> What to work on
[A] Reproduce the passage on loneliness and hope below, between "Christ taught that" and "derived (Matt. 22:40).", inclusive.
[B] Answer these questions from the passage on loneliness and hope below:
(i) According to the passage, which two basic principles did Christ teach as the source of all other moral laws?
(ii) In what month and year did the Good News article appear?
(iii) What does the passage say the Bible gives those who actively seek and develop a relationship with God?
[C] Translate this sentence from the passage on loneliness and hope below into Spanish: "Yes, as Christians we are to have hope, real hope."

Yes, the loss of a loved one can be very difficult. And although many go through the same stages of emotions, some take shorter times and some nearly a forever amount of time to move through the various stages. Not all get to the acceptance stage, though as Christians we should.

Getting back to the GN article:

Relationship With God.

Christ taught that love of God and love of fellowman (including oneself) are the two basic principles from which all other moral laws are derived (Matt. 22:40).

Developing this love for God and a relationship with Him involves being called by Him, repenting, being baptized, receiving His Spirit, and trying to live the kind of life Christ would in our circumstances (Acts 2:38-39; II John 5-6). If we actively seek and develop this relationship with God, the Bible gives us something to hang onto -- hope for the future. Even if our circumstances are irremediably lonely right now, God promises us a resurrection to eternal life, into an unimaginably satisfying fellowship with Christ and other resurrected Christians. (Ritter C. Coping with Loneliness Good News Magazine April 1976 Volume: Vol XXV, No. 4 QR CodeCoping with Loneliness. Good News, April 1976)

Yes, as Christians we are to have hope, real hope. And yes that does involve hope in the truth about the resurrection. Paul wrote:

13 But I do not want you to be ignorant, brethren, concerning those who have fallen asleep, lest you sorrow as others who have no hope. (1 Thessalonians 4:13)

> Data provided
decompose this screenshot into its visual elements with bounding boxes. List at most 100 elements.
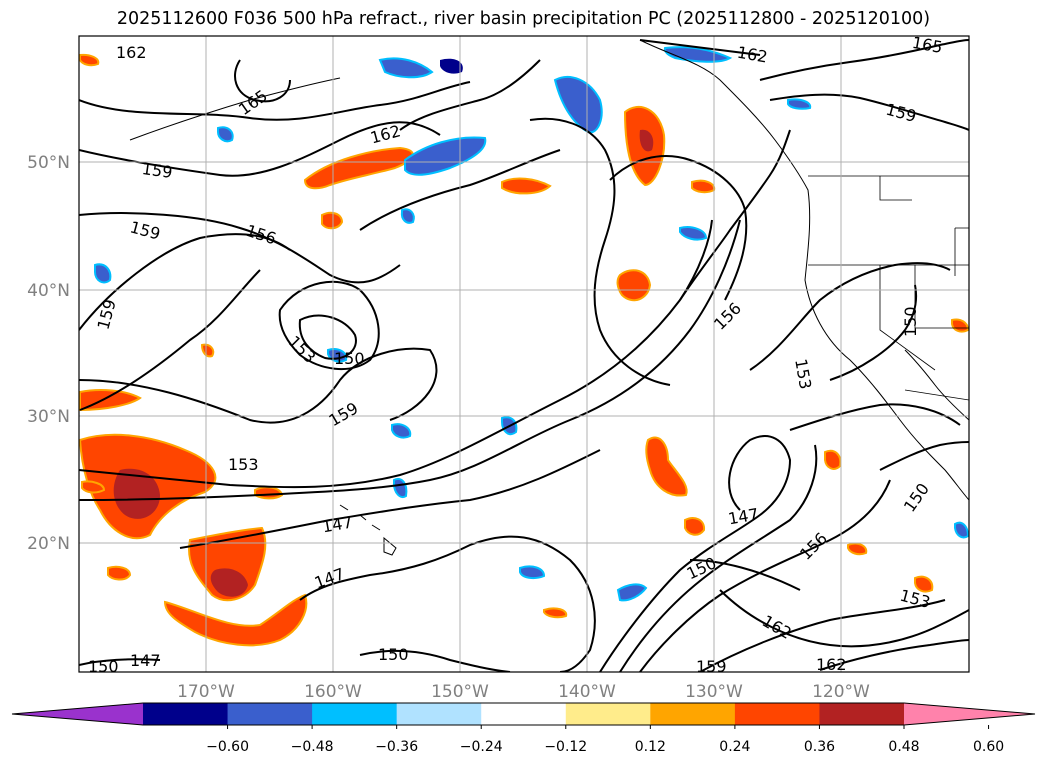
precip-positive-area	[824, 449, 842, 470]
contour-line	[79, 81, 471, 121]
precip-negative-area	[616, 583, 648, 602]
lon-label-130w: 130°W	[685, 682, 743, 702]
precip-positive-area	[200, 343, 215, 358]
precip-negative-area	[391, 423, 412, 439]
latitude-labels: 50°N 40°N 30°N 20°N	[27, 153, 70, 554]
precip-positive-area	[914, 575, 934, 593]
precip-positive-area	[543, 607, 568, 619]
colorbar-outline	[11, 702, 1036, 726]
lon-label-120w: 120°W	[812, 682, 870, 702]
north-america-coastline	[904, 349, 969, 421]
colorbar-extend-high	[904, 703, 1035, 725]
precip-negative-core	[440, 58, 463, 74]
precip-positive-area	[79, 53, 100, 67]
lon-label-170w: 170°W	[177, 682, 235, 702]
colorbar-tick-label: −0.12	[544, 739, 587, 755]
gridlines	[79, 36, 969, 672]
contour-line	[79, 658, 161, 666]
contour-line	[829, 284, 918, 381]
contour-line	[689, 559, 801, 591]
precip-positive-core	[113, 468, 160, 519]
contour-line	[599, 435, 792, 672]
contour-line	[639, 479, 891, 672]
colorbar-tick-label: −0.48	[291, 739, 334, 755]
contour-line	[769, 93, 969, 131]
precip-negative-area	[217, 126, 234, 143]
contour-line	[359, 149, 561, 231]
state-borders	[808, 175, 969, 401]
contour-line	[234, 59, 291, 103]
contour-line	[819, 639, 969, 671]
precip-positive-area	[616, 269, 652, 302]
precip-negative-area	[787, 98, 812, 110]
contour-line	[879, 441, 969, 471]
mexico-border	[904, 389, 969, 401]
lon-label-140w: 140°W	[558, 682, 616, 702]
contour-label: 165	[911, 33, 944, 57]
contour-line	[719, 589, 969, 648]
colorbar-segment	[819, 703, 905, 725]
contour-line	[79, 269, 261, 411]
colorbar-tick-label: −0.60	[206, 739, 249, 755]
contour-label: 162	[816, 655, 847, 674]
precip-positive-area	[107, 565, 132, 581]
state-border	[808, 176, 969, 371]
contour-label: 159	[696, 657, 727, 676]
lat-label-20n: 20°N	[27, 534, 70, 554]
contour-line	[299, 535, 596, 672]
contour-label: 150	[378, 645, 409, 664]
colorbar-segment	[565, 703, 651, 725]
colorbar-segment	[227, 703, 313, 725]
precip-negative-area	[679, 226, 708, 241]
colorbar: −0.60 −0.48 −0.36 −0.24 −0.12 0.12 0.24 0.36 0.4…	[11, 702, 1036, 755]
colorbar-tick-label: 0.36	[804, 739, 835, 755]
contour-label: 150	[88, 657, 119, 676]
lat-label-50n: 50°N	[27, 153, 70, 173]
hawaii-islands	[339, 504, 397, 556]
precip-negative-area	[553, 75, 603, 134]
contour-line	[79, 219, 713, 489]
precip-positive-area	[645, 436, 688, 497]
lon-label-150w: 150°W	[431, 682, 489, 702]
colorbar-tick-label: −0.24	[460, 739, 503, 755]
precip-positive-area	[163, 593, 308, 647]
precip-positive-area	[79, 389, 142, 412]
precip-positive-core	[210, 568, 248, 597]
colorbar-tick-label: 0.48	[888, 739, 919, 755]
precip-positive-area	[254, 486, 284, 500]
lat-label-30n: 30°N	[27, 407, 70, 427]
precip-positive-area	[321, 211, 344, 230]
precip-positive-area	[303, 146, 414, 190]
precip-negative-area	[94, 263, 112, 284]
colorbar-segment	[396, 703, 482, 725]
precip-negative-area	[404, 136, 487, 176]
refractivity-contours	[79, 39, 969, 672]
map-title: 2025112600 F036 500 hPa refract., river …	[116, 9, 931, 29]
colorbar-segment	[143, 703, 229, 725]
precip-shading	[79, 46, 969, 647]
contour-label: 150	[901, 306, 920, 337]
contour-label: 153	[228, 455, 259, 474]
precip-positive-area	[501, 177, 552, 195]
contour-label: 150	[334, 349, 365, 368]
colorbar-extend-low	[12, 703, 143, 725]
contour-line	[298, 314, 357, 360]
contour-line	[789, 403, 961, 431]
aleutian-islands	[129, 77, 341, 141]
colorbar-segment	[312, 703, 398, 725]
contour-line	[609, 155, 748, 301]
colorbar-tick-label: 0.12	[635, 739, 666, 755]
colorbar-segment	[734, 703, 820, 725]
contour-line	[79, 347, 438, 424]
precip-negative-area	[400, 208, 415, 224]
colorbar-tick-label: 0.24	[719, 739, 750, 755]
contour-line	[529, 117, 671, 386]
contour-line	[179, 449, 601, 549]
colorbar-tick-label: 0.60	[973, 739, 1004, 755]
contour-line	[759, 39, 969, 81]
lon-label-160w: 160°W	[304, 682, 362, 702]
contour-label: 162	[116, 43, 147, 62]
colorbar-segment	[481, 703, 567, 725]
contour-line	[639, 39, 761, 56]
contour-line	[79, 121, 441, 177]
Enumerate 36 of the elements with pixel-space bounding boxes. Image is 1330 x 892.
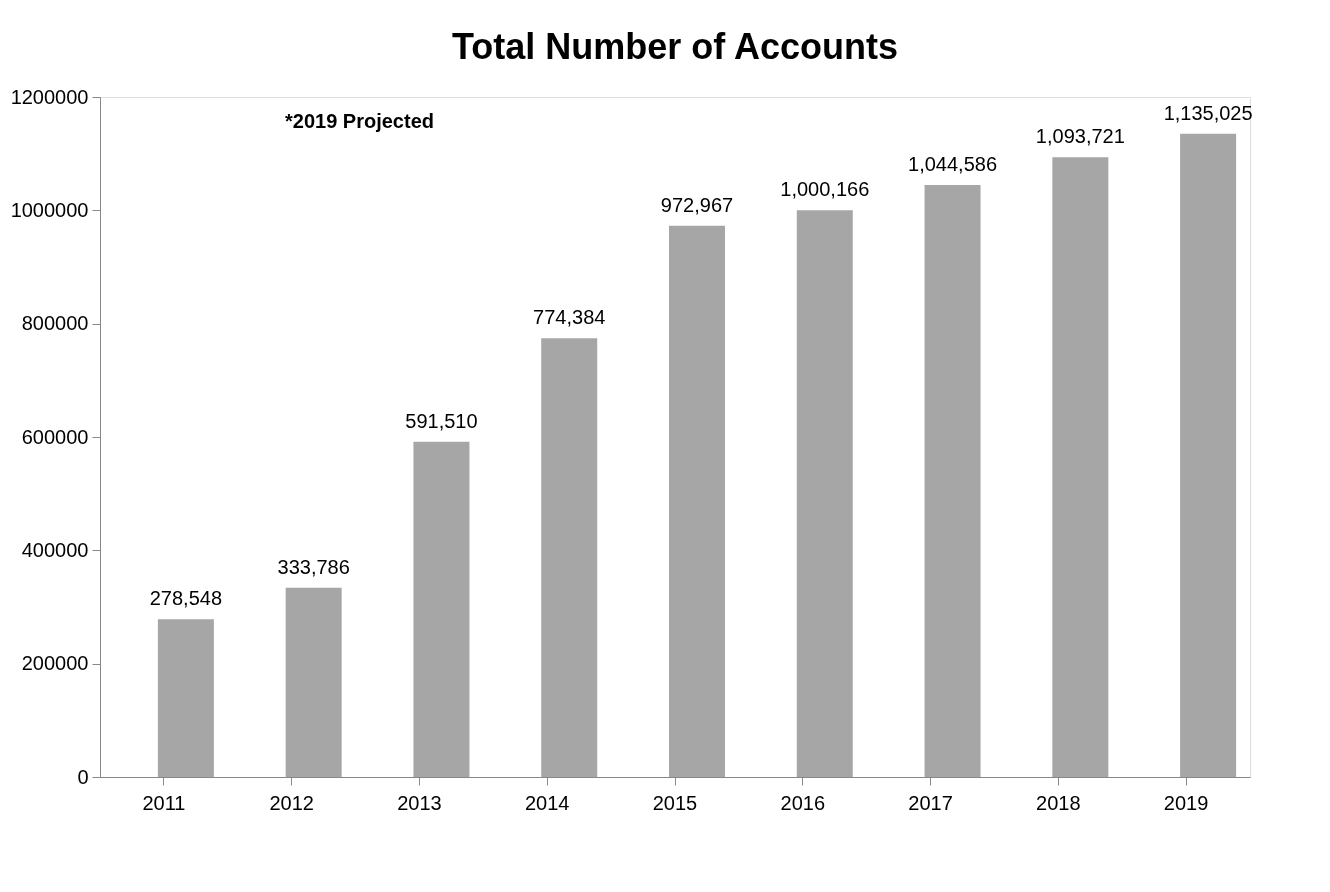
x-tick-label: 2016	[780, 791, 826, 814]
bar	[924, 185, 981, 777]
x-tick-label: 2018	[1036, 791, 1081, 814]
y-tick-label: 200000	[21, 652, 89, 675]
bar	[1180, 133, 1237, 777]
bar	[1052, 157, 1109, 777]
y-tick-label: 1200000	[10, 85, 89, 108]
y-tick-label: 600000	[21, 425, 89, 448]
bar	[541, 338, 598, 777]
y-tick-label: 0	[77, 765, 89, 788]
y-tick-label: 800000	[21, 312, 89, 335]
data-label: 591,510	[405, 409, 478, 432]
data-label: 333,786	[277, 555, 350, 578]
x-tick-label: 2013	[397, 791, 442, 814]
bar	[157, 619, 214, 777]
x-tick-label: 2015	[652, 791, 698, 814]
bar	[285, 587, 342, 777]
annotation: *2019 Projected	[285, 110, 434, 132]
y-tick-label: 1000000	[10, 198, 89, 221]
data-label: 774,384	[533, 306, 606, 329]
x-tick-label: 2012	[269, 791, 314, 814]
bar	[796, 210, 853, 777]
x-tick-label: 2011	[142, 791, 186, 814]
data-label: 1,093,721	[1035, 125, 1125, 148]
bar	[669, 225, 725, 777]
x-tick-label: 2017	[908, 791, 953, 814]
y-tick-label: 400000	[21, 538, 89, 561]
x-tick-label: 2019	[1163, 791, 1209, 814]
bar	[413, 441, 470, 777]
chart-title: Total Number of Accounts	[451, 26, 899, 67]
data-label: 1,000,166	[780, 178, 870, 201]
data-label: 1,135,025	[1163, 101, 1253, 124]
data-label: 972,967	[660, 193, 734, 216]
x-tick-label: 2014	[524, 791, 570, 814]
data-label: 278,548	[149, 587, 223, 610]
data-label: 1,044,586	[908, 153, 998, 176]
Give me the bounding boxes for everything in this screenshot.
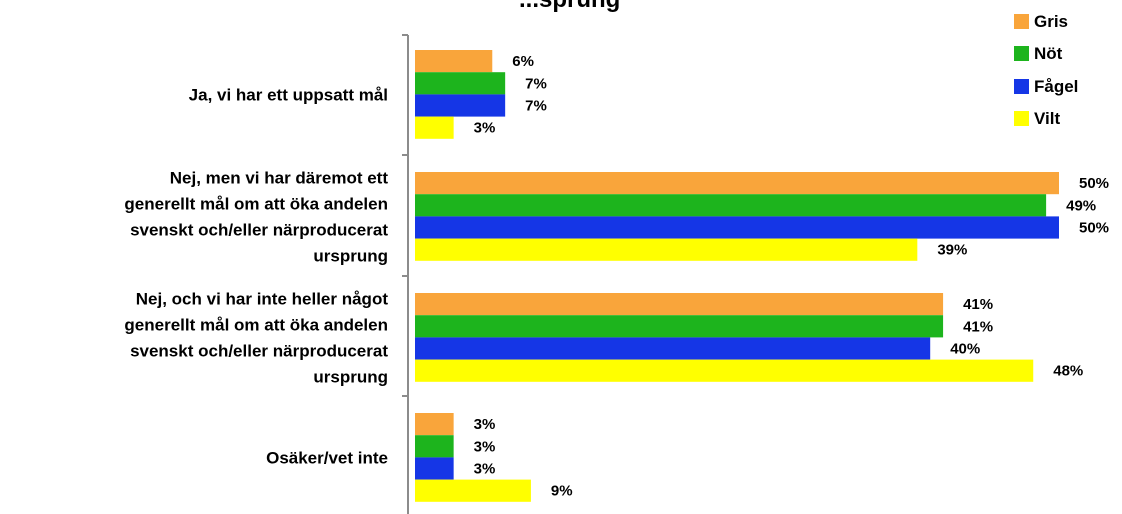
- bar-vilt-3: [415, 359, 1034, 382]
- value-label-gris-1: 6%: [512, 53, 534, 70]
- legend-item-gris: Gris: [1014, 12, 1068, 31]
- legend-item-not: Nöt: [1014, 44, 1063, 63]
- value-label-fagel-4: 3%: [474, 461, 496, 478]
- category-label-1-line-1: Ja, vi har ett uppsatt mål: [189, 85, 388, 104]
- value-label-vilt-3: 48%: [1053, 363, 1083, 380]
- value-label-gris-4: 3%: [474, 416, 496, 433]
- value-label-gris-2: 50%: [1079, 175, 1109, 192]
- legend-swatch-fagel: [1014, 79, 1029, 94]
- axis-layer: [402, 34, 409, 514]
- category-label-2-line-1: Nej, men vi har däremot ett: [170, 168, 389, 187]
- value-label-vilt-2: 39%: [937, 242, 967, 259]
- category-label-2-line-4: ursprung: [313, 246, 388, 265]
- value-label-fagel-2: 50%: [1079, 220, 1109, 237]
- bar-not-3: [415, 315, 944, 338]
- bar-fagel-2: [415, 216, 1059, 239]
- bars-layer: [415, 50, 1059, 502]
- bar-fagel-1: [415, 94, 506, 117]
- bar-gris-2: [415, 172, 1059, 195]
- bar-not-2: [415, 194, 1047, 217]
- legend-swatch-not: [1014, 46, 1029, 61]
- bar-gris-1: [415, 50, 493, 73]
- value-label-gris-3: 41%: [963, 296, 993, 313]
- legend-item-vilt: Vilt: [1014, 109, 1060, 128]
- category-label-2-line-2: generellt mål om att öka andelen: [124, 194, 388, 213]
- bar-vilt-1: [415, 116, 454, 139]
- bar-not-1: [415, 72, 506, 95]
- bar-fagel-3: [415, 337, 931, 360]
- legend-label-not: Nöt: [1034, 44, 1063, 63]
- value-label-not-2: 49%: [1066, 197, 1096, 214]
- legend-item-fagel: Fågel: [1014, 77, 1078, 96]
- bar-vilt-2: [415, 238, 918, 261]
- legend: Gris Nöt Fågel Vilt: [1014, 12, 1078, 128]
- bar-gris-3: [415, 293, 944, 316]
- bar-vilt-4: [415, 479, 531, 502]
- bar-gris-4: [415, 413, 454, 436]
- legend-label-vilt: Vilt: [1034, 109, 1060, 128]
- category-label-3-line-1: Nej, och vi har inte heller något: [136, 289, 389, 308]
- value-label-not-3: 41%: [963, 318, 993, 335]
- category-label-3-line-3: svenskt och/eller närproducerat: [130, 341, 388, 360]
- bar-not-4: [415, 435, 454, 458]
- chart-title: ...sprung: [519, 0, 620, 13]
- value-label-fagel-3: 40%: [950, 341, 980, 358]
- category-label-4-line-1: Osäker/vet inte: [266, 448, 388, 467]
- bar-fagel-4: [415, 457, 454, 480]
- value-label-vilt-1: 3%: [474, 120, 496, 137]
- legend-label-gris: Gris: [1034, 12, 1068, 31]
- legend-swatch-gris: [1014, 14, 1029, 29]
- legend-swatch-vilt: [1014, 111, 1029, 126]
- legend-label-fagel: Fågel: [1034, 77, 1078, 96]
- value-label-not-1: 7%: [525, 75, 547, 92]
- value-label-fagel-1: 7%: [525, 98, 547, 115]
- category-label-2-line-3: svenskt och/eller närproducerat: [130, 220, 388, 239]
- value-label-not-4: 3%: [474, 438, 496, 455]
- value-label-vilt-4: 9%: [551, 483, 573, 500]
- category-label-3-line-4: ursprung: [313, 367, 388, 386]
- category-labels-layer: Ja, vi har ett uppsatt mål Nej, men vi ha…: [124, 85, 388, 467]
- category-label-3-line-2: generellt mål om att öka andelen: [124, 315, 388, 334]
- value-labels-layer: 6% 50% 41% 3% 7% 49% 41% 3% 7% 50% 40% 3% 3% 39% 48% 9%: [474, 53, 1109, 500]
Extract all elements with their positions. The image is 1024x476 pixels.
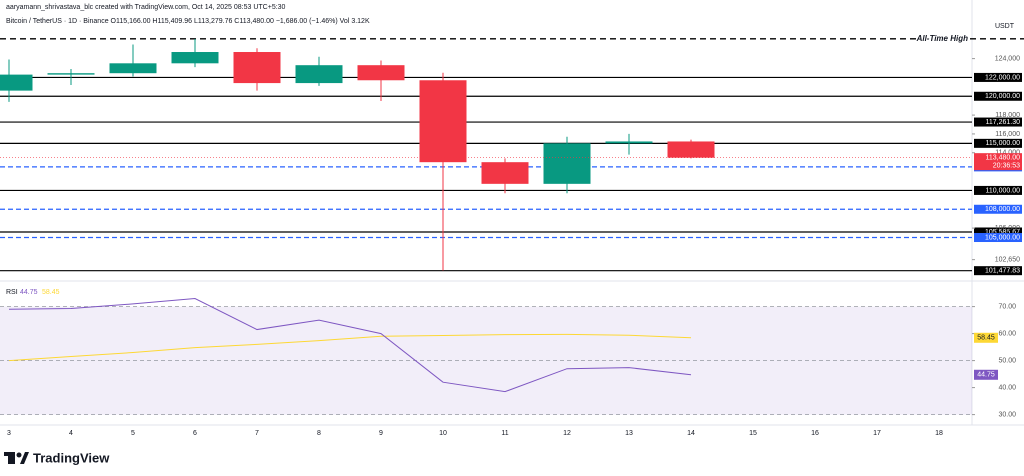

> Answers for the exercise
[A]
Christ taught that love of God and love of fellowman (including oneself) are the two basic principles from which all other moral laws are derived (Matt. 22:40).

[B]
(i) Love of God and love of fellowman (including oneself).
(ii) April 1976.
(iii) Something to hang onto: hope for the future.

[C] Sí, como cristianos debemos tener esperanza, una esperanza verdadera.